═════ SUPPLIED ENTRIES

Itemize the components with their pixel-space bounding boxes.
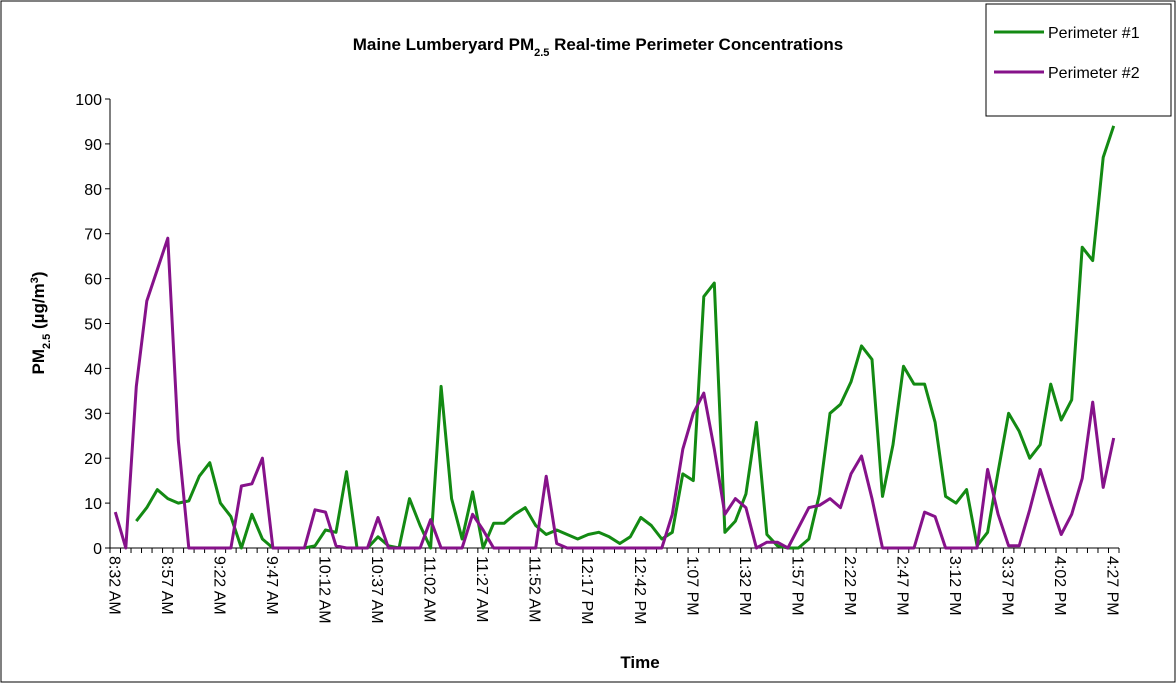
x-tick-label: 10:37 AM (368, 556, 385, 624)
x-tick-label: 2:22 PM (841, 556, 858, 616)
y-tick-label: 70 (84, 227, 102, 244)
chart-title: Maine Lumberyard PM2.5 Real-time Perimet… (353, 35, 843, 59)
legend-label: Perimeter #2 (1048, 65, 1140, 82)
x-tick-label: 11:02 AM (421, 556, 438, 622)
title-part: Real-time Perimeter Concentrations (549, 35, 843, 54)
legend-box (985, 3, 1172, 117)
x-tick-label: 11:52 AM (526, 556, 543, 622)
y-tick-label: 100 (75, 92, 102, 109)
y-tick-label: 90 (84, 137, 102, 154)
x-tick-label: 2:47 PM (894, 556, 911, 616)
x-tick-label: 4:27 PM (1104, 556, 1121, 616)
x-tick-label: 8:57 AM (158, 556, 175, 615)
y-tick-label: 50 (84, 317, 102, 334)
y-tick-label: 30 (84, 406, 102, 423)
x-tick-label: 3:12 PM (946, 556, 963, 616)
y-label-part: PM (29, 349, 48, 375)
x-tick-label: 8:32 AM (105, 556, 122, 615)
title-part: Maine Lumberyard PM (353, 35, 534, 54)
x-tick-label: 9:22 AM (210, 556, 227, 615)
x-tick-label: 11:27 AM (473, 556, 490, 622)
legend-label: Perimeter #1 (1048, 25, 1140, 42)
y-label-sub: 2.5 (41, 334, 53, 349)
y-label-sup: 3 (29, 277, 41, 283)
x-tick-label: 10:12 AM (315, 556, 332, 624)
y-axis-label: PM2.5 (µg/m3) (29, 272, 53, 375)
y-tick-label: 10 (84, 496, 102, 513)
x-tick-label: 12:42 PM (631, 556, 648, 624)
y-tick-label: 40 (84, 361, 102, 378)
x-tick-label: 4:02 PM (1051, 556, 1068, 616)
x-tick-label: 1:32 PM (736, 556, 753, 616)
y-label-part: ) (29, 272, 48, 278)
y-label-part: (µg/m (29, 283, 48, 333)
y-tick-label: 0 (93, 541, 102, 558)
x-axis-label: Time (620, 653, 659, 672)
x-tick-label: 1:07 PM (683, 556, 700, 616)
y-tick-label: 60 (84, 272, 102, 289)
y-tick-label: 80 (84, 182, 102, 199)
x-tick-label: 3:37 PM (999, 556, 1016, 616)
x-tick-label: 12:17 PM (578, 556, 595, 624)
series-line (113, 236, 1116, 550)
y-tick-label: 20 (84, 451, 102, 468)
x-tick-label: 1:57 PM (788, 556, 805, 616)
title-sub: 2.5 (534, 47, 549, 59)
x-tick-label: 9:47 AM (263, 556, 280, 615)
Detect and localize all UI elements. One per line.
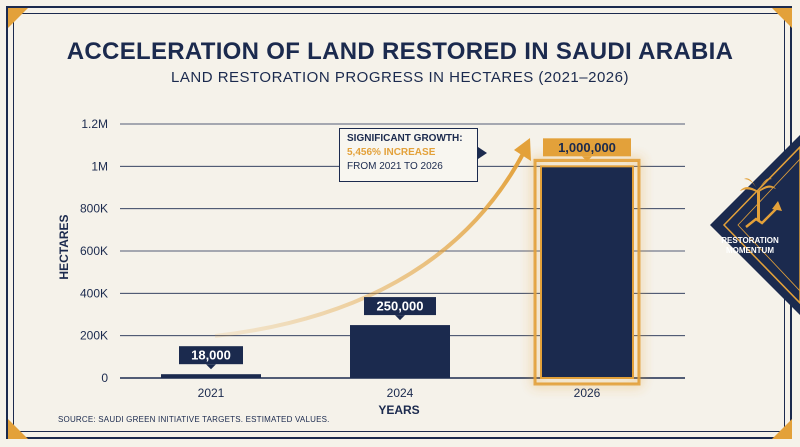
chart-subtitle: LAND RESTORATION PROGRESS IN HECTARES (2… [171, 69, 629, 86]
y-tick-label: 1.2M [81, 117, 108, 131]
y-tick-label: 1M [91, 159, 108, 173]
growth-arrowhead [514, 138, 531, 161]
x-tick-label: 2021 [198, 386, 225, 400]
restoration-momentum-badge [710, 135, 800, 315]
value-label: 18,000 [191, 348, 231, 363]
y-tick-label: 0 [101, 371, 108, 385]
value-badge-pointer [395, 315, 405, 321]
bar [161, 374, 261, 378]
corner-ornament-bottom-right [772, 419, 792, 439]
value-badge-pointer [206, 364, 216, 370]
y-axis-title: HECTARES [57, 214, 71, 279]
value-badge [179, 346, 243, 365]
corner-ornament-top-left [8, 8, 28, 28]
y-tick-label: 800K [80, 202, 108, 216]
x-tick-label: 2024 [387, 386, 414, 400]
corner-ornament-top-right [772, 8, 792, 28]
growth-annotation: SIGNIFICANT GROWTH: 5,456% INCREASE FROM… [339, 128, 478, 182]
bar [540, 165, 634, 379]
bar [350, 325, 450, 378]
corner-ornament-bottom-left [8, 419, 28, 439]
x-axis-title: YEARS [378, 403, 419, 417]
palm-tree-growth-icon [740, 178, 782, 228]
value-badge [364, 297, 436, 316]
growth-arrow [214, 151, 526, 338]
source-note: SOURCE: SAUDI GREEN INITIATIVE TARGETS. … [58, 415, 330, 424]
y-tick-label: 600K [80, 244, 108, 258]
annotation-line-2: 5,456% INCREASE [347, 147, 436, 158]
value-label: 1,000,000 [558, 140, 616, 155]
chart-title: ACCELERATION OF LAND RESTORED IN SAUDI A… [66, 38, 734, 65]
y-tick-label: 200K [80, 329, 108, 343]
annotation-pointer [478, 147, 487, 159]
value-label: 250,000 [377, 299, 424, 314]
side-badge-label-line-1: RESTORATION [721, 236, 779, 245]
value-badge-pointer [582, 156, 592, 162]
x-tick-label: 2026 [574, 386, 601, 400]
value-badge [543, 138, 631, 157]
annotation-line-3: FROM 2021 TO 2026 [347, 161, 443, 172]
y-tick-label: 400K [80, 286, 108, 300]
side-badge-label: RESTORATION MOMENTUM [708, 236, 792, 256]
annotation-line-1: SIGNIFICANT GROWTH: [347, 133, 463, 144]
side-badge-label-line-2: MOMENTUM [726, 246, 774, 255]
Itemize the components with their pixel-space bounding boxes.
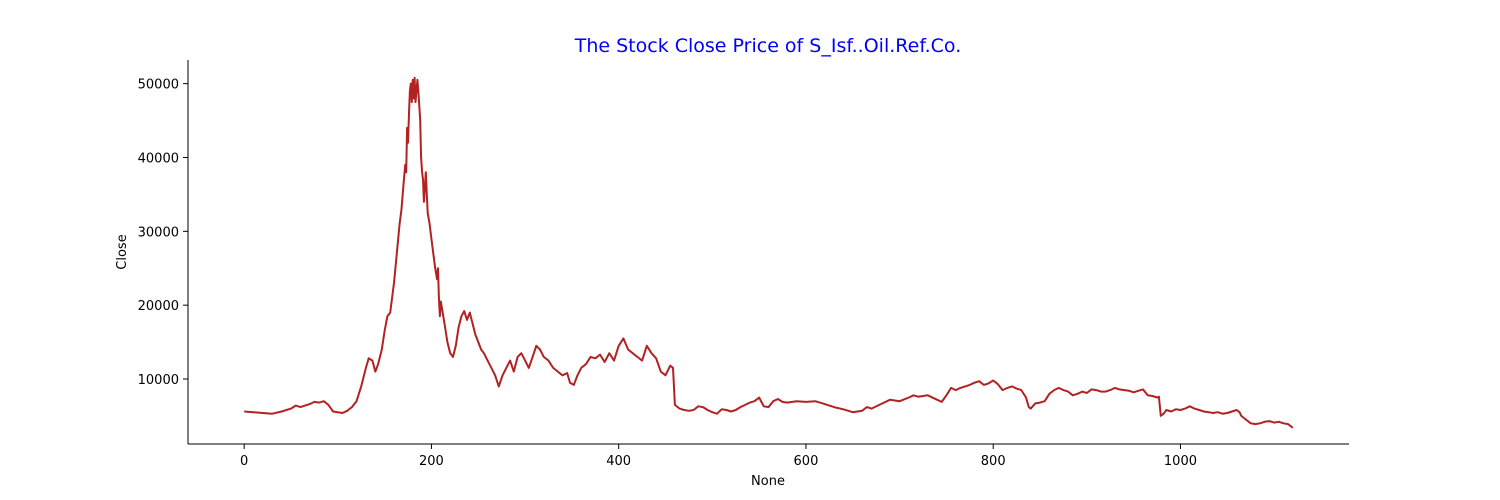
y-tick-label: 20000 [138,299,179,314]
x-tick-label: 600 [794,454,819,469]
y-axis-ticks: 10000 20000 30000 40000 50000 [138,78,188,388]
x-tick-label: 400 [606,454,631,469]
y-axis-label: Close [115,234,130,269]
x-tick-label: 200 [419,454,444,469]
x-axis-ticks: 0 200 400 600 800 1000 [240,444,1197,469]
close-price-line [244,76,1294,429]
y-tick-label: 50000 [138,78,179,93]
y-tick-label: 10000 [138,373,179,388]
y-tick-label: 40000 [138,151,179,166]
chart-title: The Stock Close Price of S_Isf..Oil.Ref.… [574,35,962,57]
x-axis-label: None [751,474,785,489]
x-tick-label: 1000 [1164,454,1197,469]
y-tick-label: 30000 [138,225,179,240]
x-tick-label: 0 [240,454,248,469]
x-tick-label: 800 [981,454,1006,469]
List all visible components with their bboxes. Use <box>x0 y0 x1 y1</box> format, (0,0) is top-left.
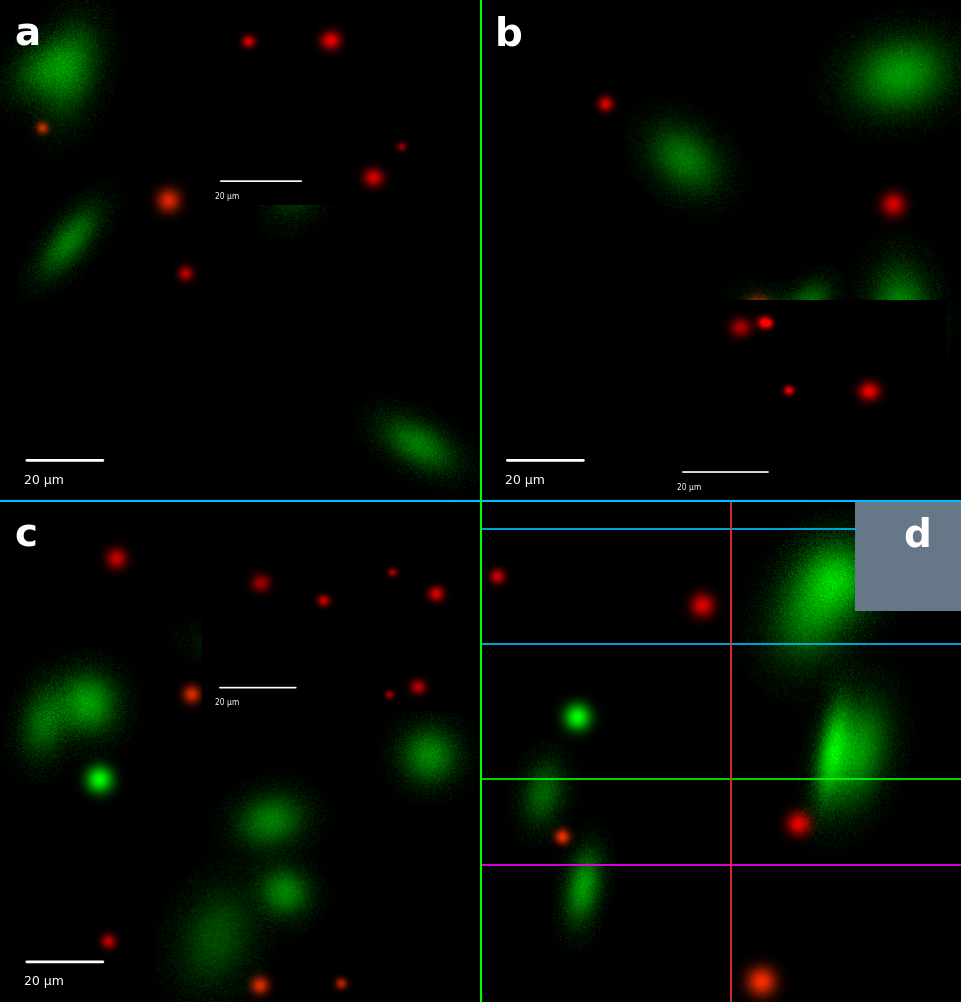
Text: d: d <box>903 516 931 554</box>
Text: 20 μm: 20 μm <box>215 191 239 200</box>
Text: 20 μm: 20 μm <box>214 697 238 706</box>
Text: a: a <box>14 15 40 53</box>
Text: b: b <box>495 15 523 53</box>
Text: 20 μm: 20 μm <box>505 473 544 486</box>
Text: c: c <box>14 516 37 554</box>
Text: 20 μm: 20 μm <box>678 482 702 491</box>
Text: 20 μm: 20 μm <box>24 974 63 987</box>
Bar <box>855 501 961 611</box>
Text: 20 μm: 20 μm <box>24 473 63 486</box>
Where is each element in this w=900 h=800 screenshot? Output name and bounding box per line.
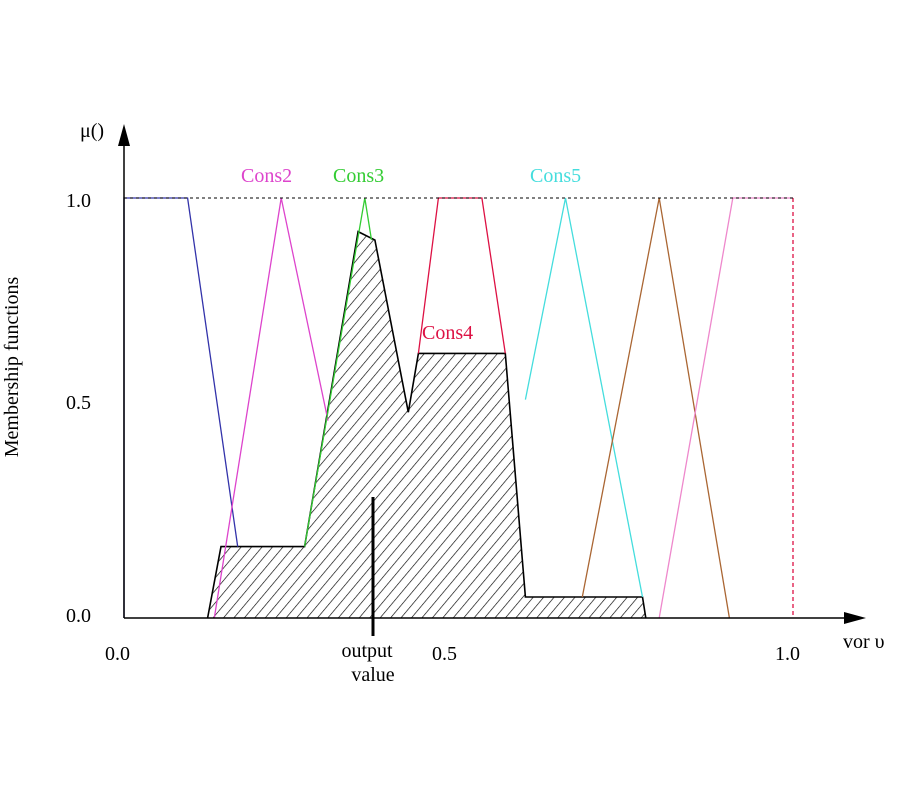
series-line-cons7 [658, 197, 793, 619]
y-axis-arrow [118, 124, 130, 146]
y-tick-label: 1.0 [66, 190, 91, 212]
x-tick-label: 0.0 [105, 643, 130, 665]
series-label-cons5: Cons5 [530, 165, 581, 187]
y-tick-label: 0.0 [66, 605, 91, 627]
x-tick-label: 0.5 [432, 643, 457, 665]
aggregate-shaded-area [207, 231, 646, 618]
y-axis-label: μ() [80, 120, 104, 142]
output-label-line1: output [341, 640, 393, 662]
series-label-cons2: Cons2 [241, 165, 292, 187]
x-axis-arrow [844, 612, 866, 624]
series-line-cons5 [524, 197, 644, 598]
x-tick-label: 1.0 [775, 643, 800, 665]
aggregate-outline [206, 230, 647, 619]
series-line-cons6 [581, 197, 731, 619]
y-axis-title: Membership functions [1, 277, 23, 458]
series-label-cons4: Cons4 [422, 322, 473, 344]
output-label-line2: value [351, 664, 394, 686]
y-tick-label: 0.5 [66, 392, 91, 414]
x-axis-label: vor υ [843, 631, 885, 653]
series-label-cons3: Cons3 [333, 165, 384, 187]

══════════

EXERCISE OBJECTIVE :: Report every line above that contains the string "legend", copying each one in full.

WRITTEN SOLUTION ::
legend-label: Perimeter #2 (1048, 65, 1140, 82)
legend-box (985, 3, 1172, 117)
legend-label: Perimeter #1 (1048, 25, 1140, 42)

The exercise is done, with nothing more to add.